Data entries for graphics:
— Begin —
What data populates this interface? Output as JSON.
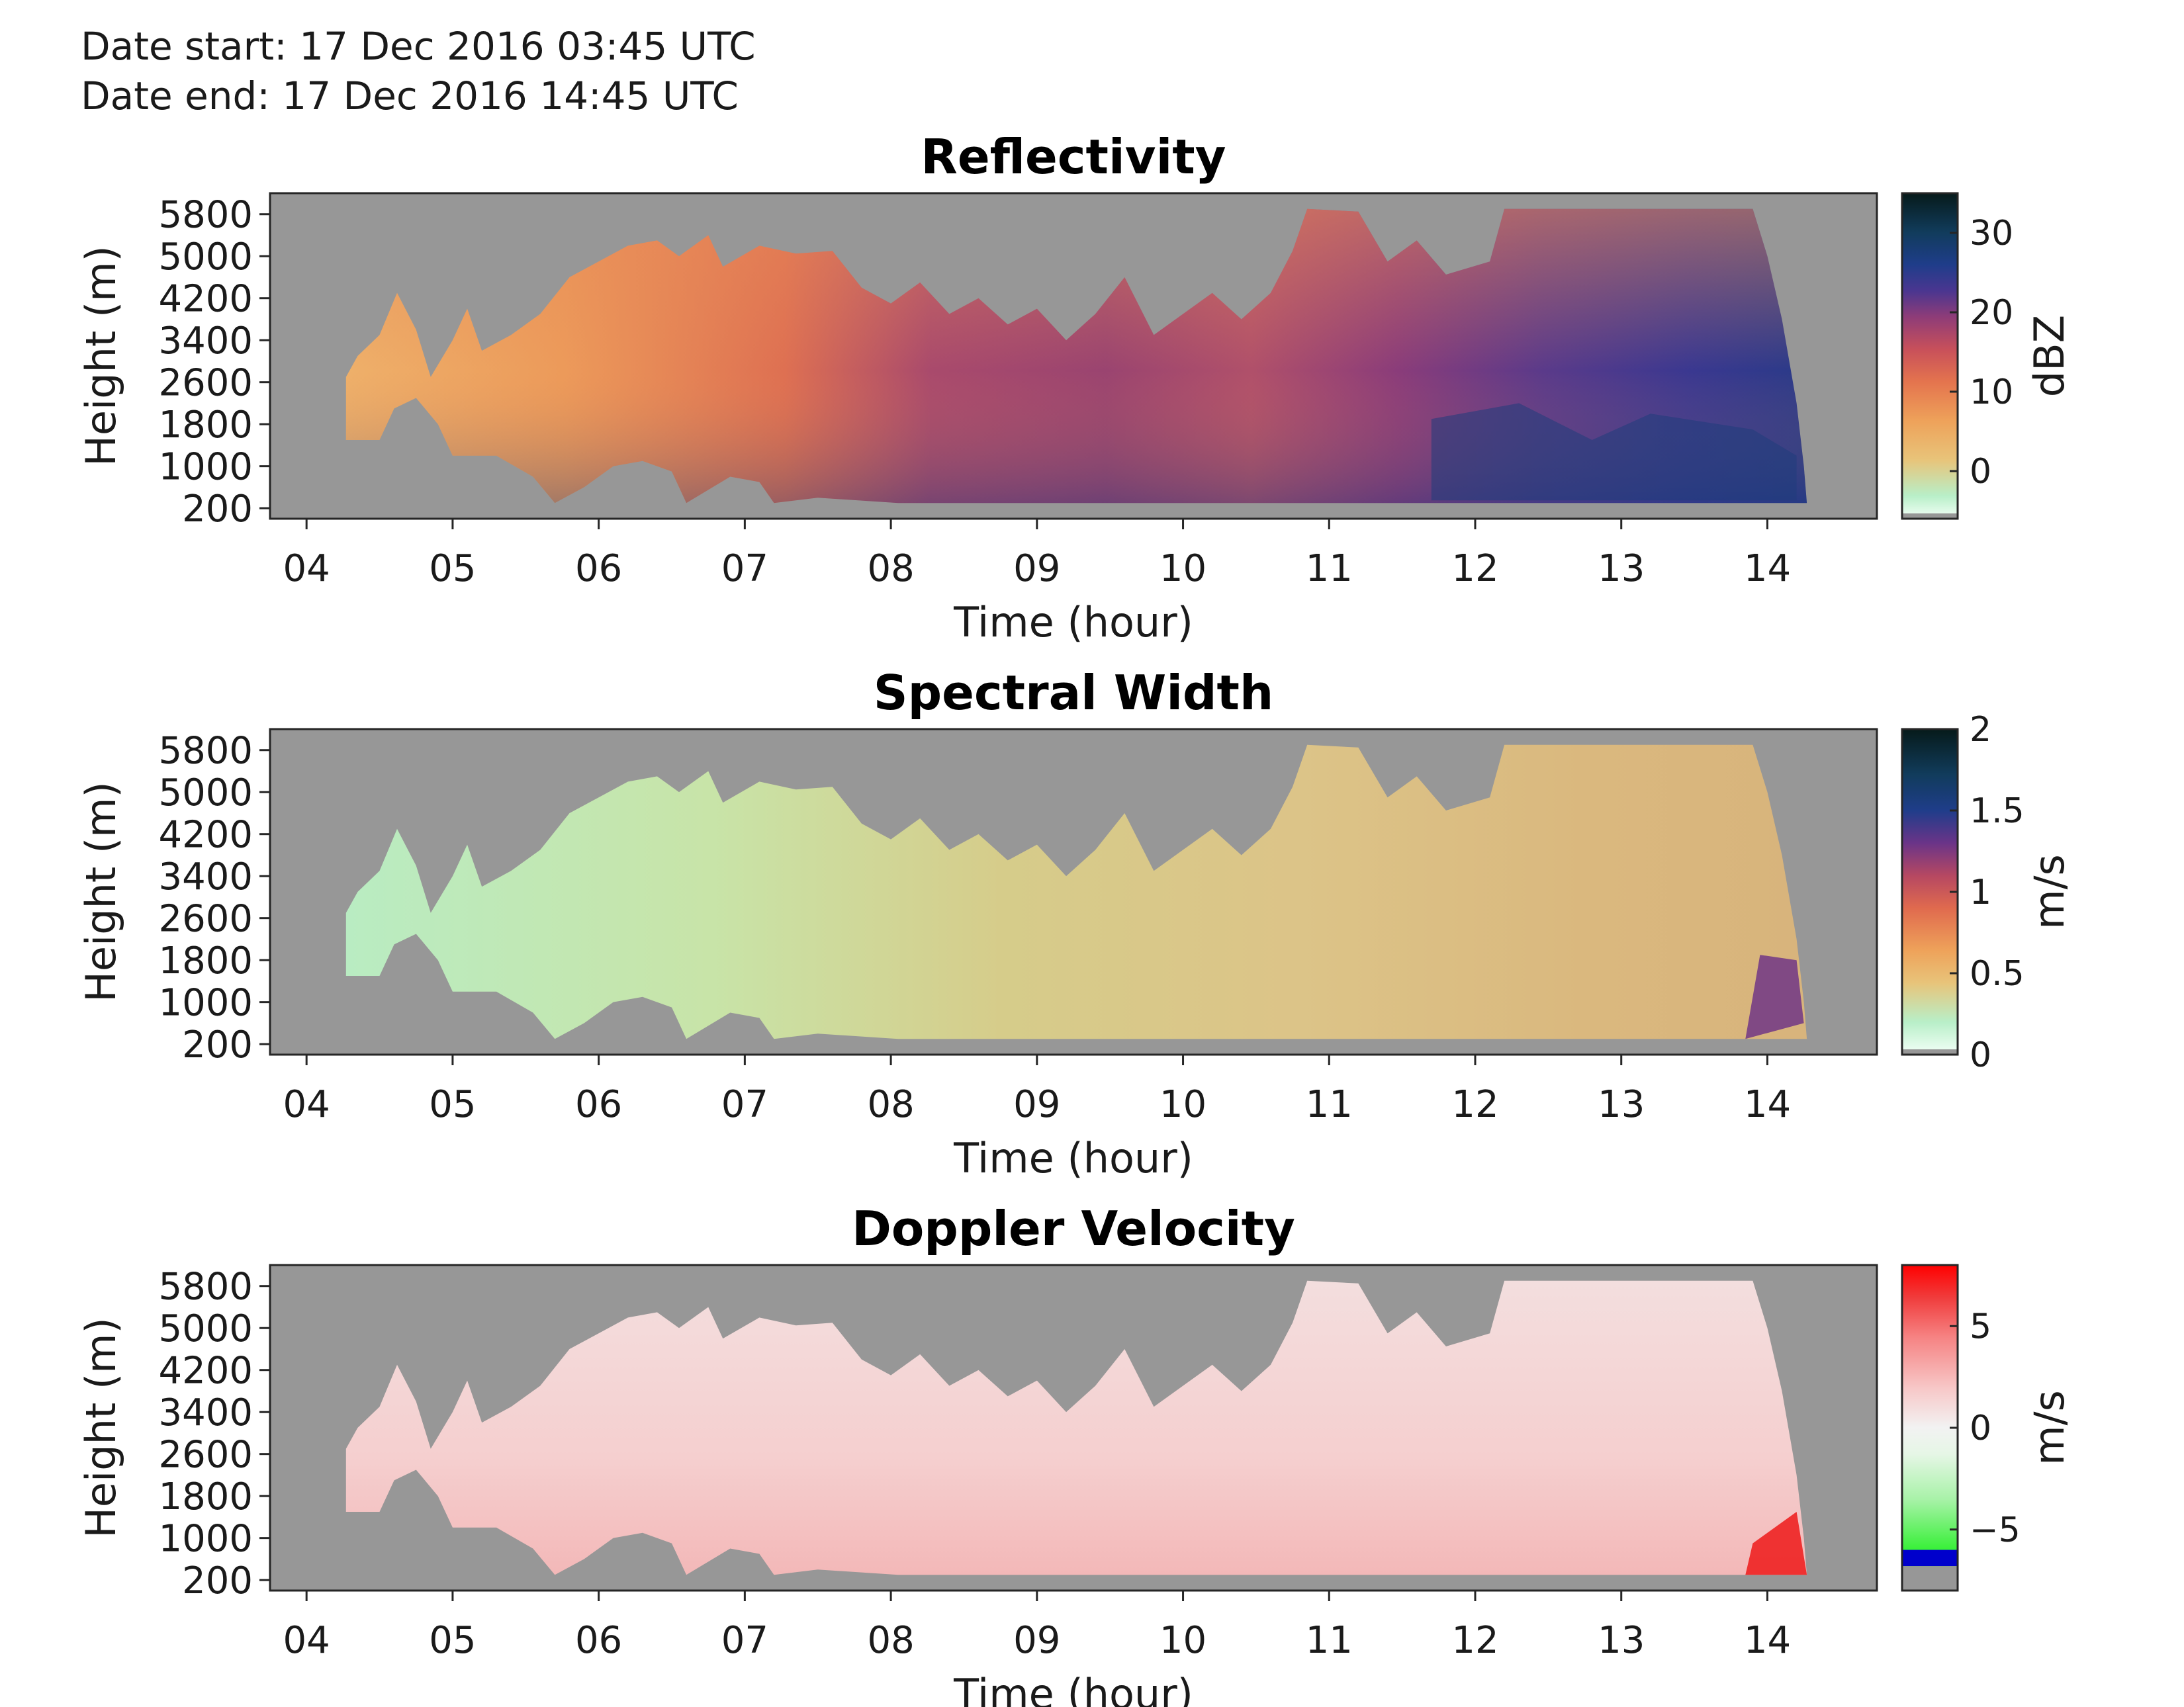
{
  "header": {
    "date_start": "Date start: 17 Dec 2016 03:45 UTC",
    "date_end": "Date end:  17 Dec 2016 14:45 UTC"
  },
  "chart_data": [
    {
      "type": "heatmap",
      "title": "Reflectivity",
      "xlabel": "Time (hour)",
      "ylabel": "Height (m)",
      "x_ticks": [
        "04",
        "05",
        "06",
        "07",
        "08",
        "09",
        "10",
        "11",
        "12",
        "13",
        "14"
      ],
      "y_ticks": [
        "200",
        "1000",
        "1800",
        "2600",
        "3400",
        "4200",
        "5000",
        "5800"
      ],
      "xlim": [
        3.75,
        14.75
      ],
      "ylim": [
        0,
        6200
      ],
      "colorbar": {
        "label": "dBZ",
        "ticks": [
          "0",
          "10",
          "20",
          "30"
        ],
        "range": [
          -6,
          35
        ]
      },
      "no_data_color": "#979797"
    },
    {
      "type": "heatmap",
      "title": "Spectral Width",
      "xlabel": "Time (hour)",
      "ylabel": "Height (m)",
      "x_ticks": [
        "04",
        "05",
        "06",
        "07",
        "08",
        "09",
        "10",
        "11",
        "12",
        "13",
        "14"
      ],
      "y_ticks": [
        "200",
        "1000",
        "1800",
        "2600",
        "3400",
        "4200",
        "5000",
        "5800"
      ],
      "xlim": [
        3.75,
        14.75
      ],
      "ylim": [
        0,
        6200
      ],
      "colorbar": {
        "label": "m/s",
        "ticks": [
          "0",
          "0.5",
          "1",
          "1.5",
          "2"
        ],
        "range": [
          0,
          2
        ]
      },
      "no_data_color": "#979797"
    },
    {
      "type": "heatmap",
      "title": "Doppler Velocity",
      "xlabel": "Time (hour)",
      "ylabel": "Height (m)",
      "x_ticks": [
        "04",
        "05",
        "06",
        "07",
        "08",
        "09",
        "10",
        "11",
        "12",
        "13",
        "14"
      ],
      "y_ticks": [
        "200",
        "1000",
        "1800",
        "2600",
        "3400",
        "4200",
        "5000",
        "5800"
      ],
      "xlim": [
        3.75,
        14.75
      ],
      "ylim": [
        0,
        6200
      ],
      "colorbar": {
        "label": "m/s",
        "ticks": [
          "5",
          "0",
          "−5"
        ],
        "range": [
          -8,
          8
        ]
      },
      "no_data_color": "#979797"
    }
  ]
}
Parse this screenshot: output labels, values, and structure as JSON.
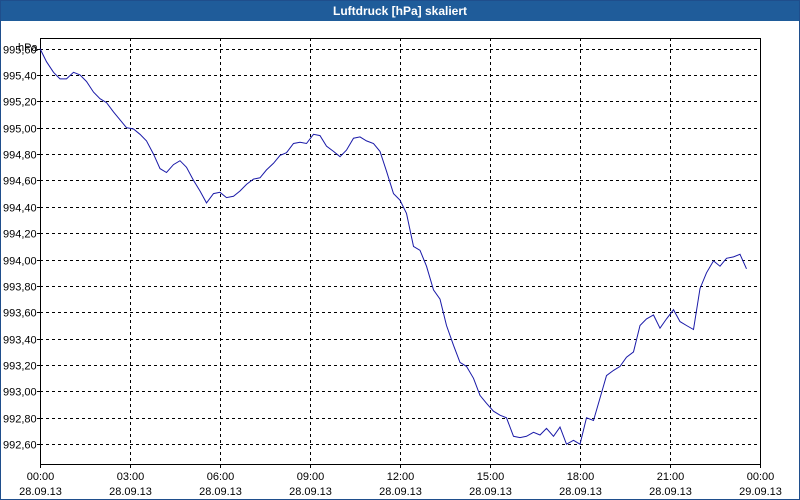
{
  "window": {
    "title": "Luftdruck [hPa] skaliert"
  },
  "colors": {
    "title_bar": "#1f5c9a",
    "series": "#1a1aa8",
    "grid": "#000000"
  },
  "chart_data": {
    "type": "line",
    "title": "Luftdruck [hPa] skaliert",
    "ylabel": "hPa",
    "xlabel": "",
    "grid": true,
    "grid_style": "dashed",
    "xlim": [
      "28.09.13 00:00",
      "29.09.13 00:00"
    ],
    "ylim": [
      992.45,
      995.68
    ],
    "y_ticks": [
      "995,60",
      "995,40",
      "995,20",
      "995,00",
      "994,80",
      "994,60",
      "994,40",
      "994,20",
      "994,00",
      "993,80",
      "993,60",
      "993,40",
      "993,20",
      "993,00",
      "992,80",
      "992,60"
    ],
    "x_ticks": [
      {
        "time": "00:00",
        "date": "28.09.13"
      },
      {
        "time": "03:00",
        "date": "28.09.13"
      },
      {
        "time": "06:00",
        "date": "28.09.13"
      },
      {
        "time": "09:00",
        "date": "28.09.13"
      },
      {
        "time": "12:00",
        "date": "28.09.13"
      },
      {
        "time": "15:00",
        "date": "28.09.13"
      },
      {
        "time": "18:00",
        "date": "28.09.13"
      },
      {
        "time": "21:00",
        "date": "28.09.13"
      },
      {
        "time": "00:00",
        "date": "29.09.13"
      }
    ],
    "series": [
      {
        "color": "#1a1aa8",
        "points": [
          [
            "28.09.13 00:00",
            995.6
          ],
          [
            "28.09.13 00:13",
            995.5
          ],
          [
            "28.09.13 00:27",
            995.42
          ],
          [
            "28.09.13 00:40",
            995.37
          ],
          [
            "28.09.13 00:53",
            995.37
          ],
          [
            "28.09.13 01:07",
            995.42
          ],
          [
            "28.09.13 01:20",
            995.4
          ],
          [
            "28.09.13 01:33",
            995.35
          ],
          [
            "28.09.13 01:47",
            995.27
          ],
          [
            "28.09.13 02:00",
            995.22
          ],
          [
            "28.09.13 02:13",
            995.19
          ],
          [
            "28.09.13 02:27",
            995.12
          ],
          [
            "28.09.13 02:40",
            995.06
          ],
          [
            "28.09.13 02:53",
            995.0
          ],
          [
            "28.09.13 03:07",
            994.99
          ],
          [
            "28.09.13 03:20",
            994.95
          ],
          [
            "28.09.13 03:33",
            994.9
          ],
          [
            "28.09.13 03:47",
            994.8
          ],
          [
            "28.09.13 04:00",
            994.69
          ],
          [
            "28.09.13 04:13",
            994.66
          ],
          [
            "28.09.13 04:27",
            994.72
          ],
          [
            "28.09.13 04:40",
            994.75
          ],
          [
            "28.09.13 04:53",
            994.7
          ],
          [
            "28.09.13 05:07",
            994.6
          ],
          [
            "28.09.13 05:20",
            994.52
          ],
          [
            "28.09.13 05:33",
            994.43
          ],
          [
            "28.09.13 05:47",
            994.5
          ],
          [
            "28.09.13 06:00",
            994.51
          ],
          [
            "28.09.13 06:13",
            994.47
          ],
          [
            "28.09.13 06:27",
            994.48
          ],
          [
            "28.09.13 06:40",
            994.52
          ],
          [
            "28.09.13 06:53",
            994.57
          ],
          [
            "28.09.13 07:07",
            994.61
          ],
          [
            "28.09.13 07:20",
            994.62
          ],
          [
            "28.09.13 07:33",
            994.68
          ],
          [
            "28.09.13 07:47",
            994.73
          ],
          [
            "28.09.13 08:00",
            994.79
          ],
          [
            "28.09.13 08:13",
            994.81
          ],
          [
            "28.09.13 08:27",
            994.88
          ],
          [
            "28.09.13 08:40",
            994.89
          ],
          [
            "28.09.13 08:53",
            994.88
          ],
          [
            "28.09.13 09:07",
            994.95
          ],
          [
            "28.09.13 09:20",
            994.94
          ],
          [
            "28.09.13 09:33",
            994.86
          ],
          [
            "28.09.13 09:47",
            994.82
          ],
          [
            "28.09.13 10:00",
            994.78
          ],
          [
            "28.09.13 10:13",
            994.83
          ],
          [
            "28.09.13 10:27",
            994.92
          ],
          [
            "28.09.13 10:40",
            994.93
          ],
          [
            "28.09.13 10:53",
            994.9
          ],
          [
            "28.09.13 11:07",
            994.88
          ],
          [
            "28.09.13 11:20",
            994.82
          ],
          [
            "28.09.13 11:33",
            994.67
          ],
          [
            "28.09.13 11:47",
            994.5
          ],
          [
            "28.09.13 12:00",
            994.45
          ],
          [
            "28.09.13 12:13",
            994.35
          ],
          [
            "28.09.13 12:27",
            994.1
          ],
          [
            "28.09.13 12:40",
            994.07
          ],
          [
            "28.09.13 12:53",
            993.95
          ],
          [
            "28.09.13 13:07",
            993.77
          ],
          [
            "28.09.13 13:20",
            993.7
          ],
          [
            "28.09.13 13:33",
            993.5
          ],
          [
            "28.09.13 13:47",
            993.35
          ],
          [
            "28.09.13 14:00",
            993.22
          ],
          [
            "28.09.13 14:13",
            993.19
          ],
          [
            "28.09.13 14:27",
            993.1
          ],
          [
            "28.09.13 14:40",
            992.97
          ],
          [
            "28.09.13 14:53",
            992.91
          ],
          [
            "28.09.13 15:07",
            992.85
          ],
          [
            "28.09.13 15:20",
            992.82
          ],
          [
            "28.09.13 15:33",
            992.8
          ],
          [
            "28.09.13 15:47",
            992.66
          ],
          [
            "28.09.13 16:00",
            992.65
          ],
          [
            "28.09.13 16:13",
            992.66
          ],
          [
            "28.09.13 16:27",
            992.69
          ],
          [
            "28.09.13 16:40",
            992.67
          ],
          [
            "28.09.13 16:53",
            992.72
          ],
          [
            "28.09.13 17:07",
            992.66
          ],
          [
            "28.09.13 17:20",
            992.73
          ],
          [
            "28.09.13 17:33",
            992.6
          ],
          [
            "28.09.13 17:47",
            992.63
          ],
          [
            "28.09.13 18:00",
            992.6
          ],
          [
            "28.09.13 18:13",
            992.8
          ],
          [
            "28.09.13 18:27",
            992.78
          ],
          [
            "28.09.13 18:40",
            992.95
          ],
          [
            "28.09.13 18:53",
            993.12
          ],
          [
            "28.09.13 19:07",
            993.16
          ],
          [
            "28.09.13 19:20",
            993.19
          ],
          [
            "28.09.13 19:33",
            993.26
          ],
          [
            "28.09.13 19:47",
            993.3
          ],
          [
            "28.09.13 20:00",
            993.5
          ],
          [
            "28.09.13 20:13",
            993.55
          ],
          [
            "28.09.13 20:27",
            993.58
          ],
          [
            "28.09.13 20:40",
            993.48
          ],
          [
            "28.09.13 20:53",
            993.55
          ],
          [
            "28.09.13 21:07",
            993.62
          ],
          [
            "28.09.13 21:20",
            993.53
          ],
          [
            "28.09.13 21:33",
            993.5
          ],
          [
            "28.09.13 21:47",
            993.47
          ],
          [
            "28.09.13 22:00",
            993.78
          ],
          [
            "28.09.13 22:13",
            993.9
          ],
          [
            "28.09.13 22:27",
            993.99
          ],
          [
            "28.09.13 22:40",
            993.95
          ],
          [
            "28.09.13 22:53",
            994.01
          ],
          [
            "28.09.13 23:07",
            994.02
          ],
          [
            "28.09.13 23:20",
            994.04
          ],
          [
            "28.09.13 23:33",
            993.93
          ]
        ]
      }
    ]
  }
}
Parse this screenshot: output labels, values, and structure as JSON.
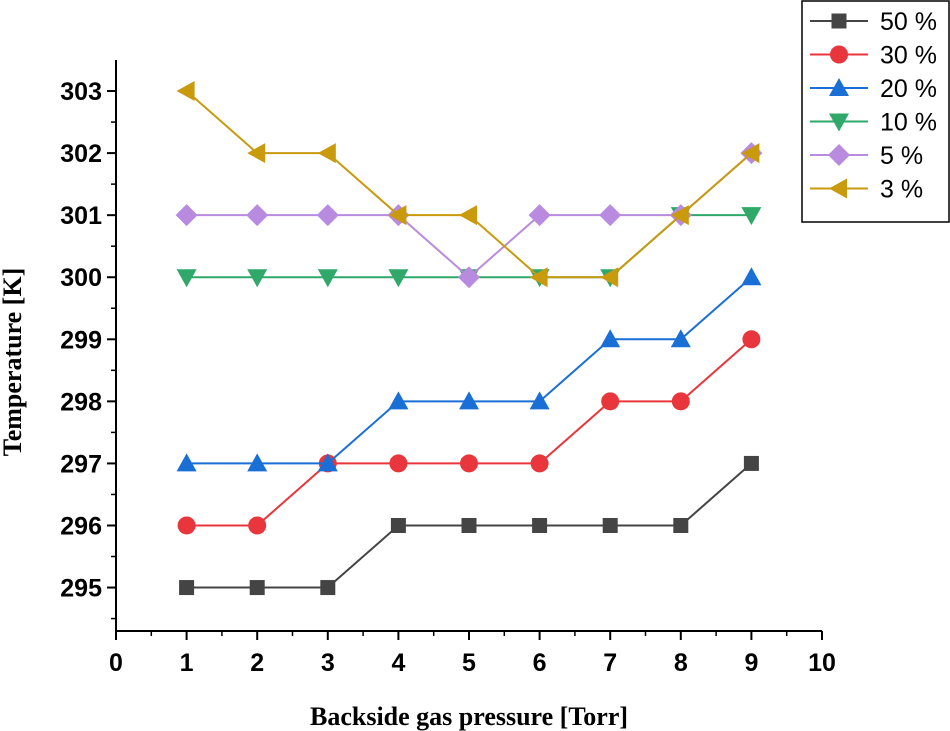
{
  "chart_data": {
    "type": "line",
    "xlabel": "Backside gas pressure [Torr]",
    "ylabel": "Temperature [K]",
    "xlim": [
      0,
      10
    ],
    "ylim": [
      294.3,
      303.5
    ],
    "x_ticks": [
      0,
      1,
      2,
      3,
      4,
      5,
      6,
      7,
      8,
      9,
      10
    ],
    "y_ticks": [
      295,
      296,
      297,
      298,
      299,
      300,
      301,
      302,
      303
    ],
    "grid": false,
    "legend_position": "top-right",
    "x": [
      1,
      2,
      3,
      4,
      5,
      6,
      7,
      8,
      9
    ],
    "series": [
      {
        "name": "50 %",
        "color": "#444444",
        "marker": "square",
        "values": [
          295,
          295,
          295,
          296,
          296,
          296,
          296,
          296,
          297
        ]
      },
      {
        "name": "30 %",
        "color": "#e8363c",
        "marker": "circle",
        "values": [
          296,
          296,
          297,
          297,
          297,
          297,
          298,
          298,
          299
        ]
      },
      {
        "name": "20 %",
        "color": "#1a6fd6",
        "marker": "triangle-up",
        "values": [
          297,
          297,
          297,
          298,
          298,
          298,
          299,
          299,
          300
        ]
      },
      {
        "name": "10 %",
        "color": "#2fa86a",
        "marker": "triangle-down",
        "values": [
          300,
          300,
          300,
          300,
          300,
          300,
          300,
          301,
          301
        ]
      },
      {
        "name": "5 %",
        "color": "#b88ae0",
        "marker": "diamond",
        "values": [
          301,
          301,
          301,
          301,
          300,
          301,
          301,
          301,
          302
        ]
      },
      {
        "name": "3 %",
        "color": "#c89a0c",
        "marker": "triangle-left",
        "values": [
          303,
          302,
          302,
          301,
          301,
          300,
          300,
          301,
          302
        ]
      }
    ]
  }
}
— End —
| Directions |
Copy every line of the entries above in which "Luftdruck" occurs.

| Finished answer |
    "title": "Luftdruck [hPa] skaliert"
    "title": "Luftdruck [hPa] skaliert",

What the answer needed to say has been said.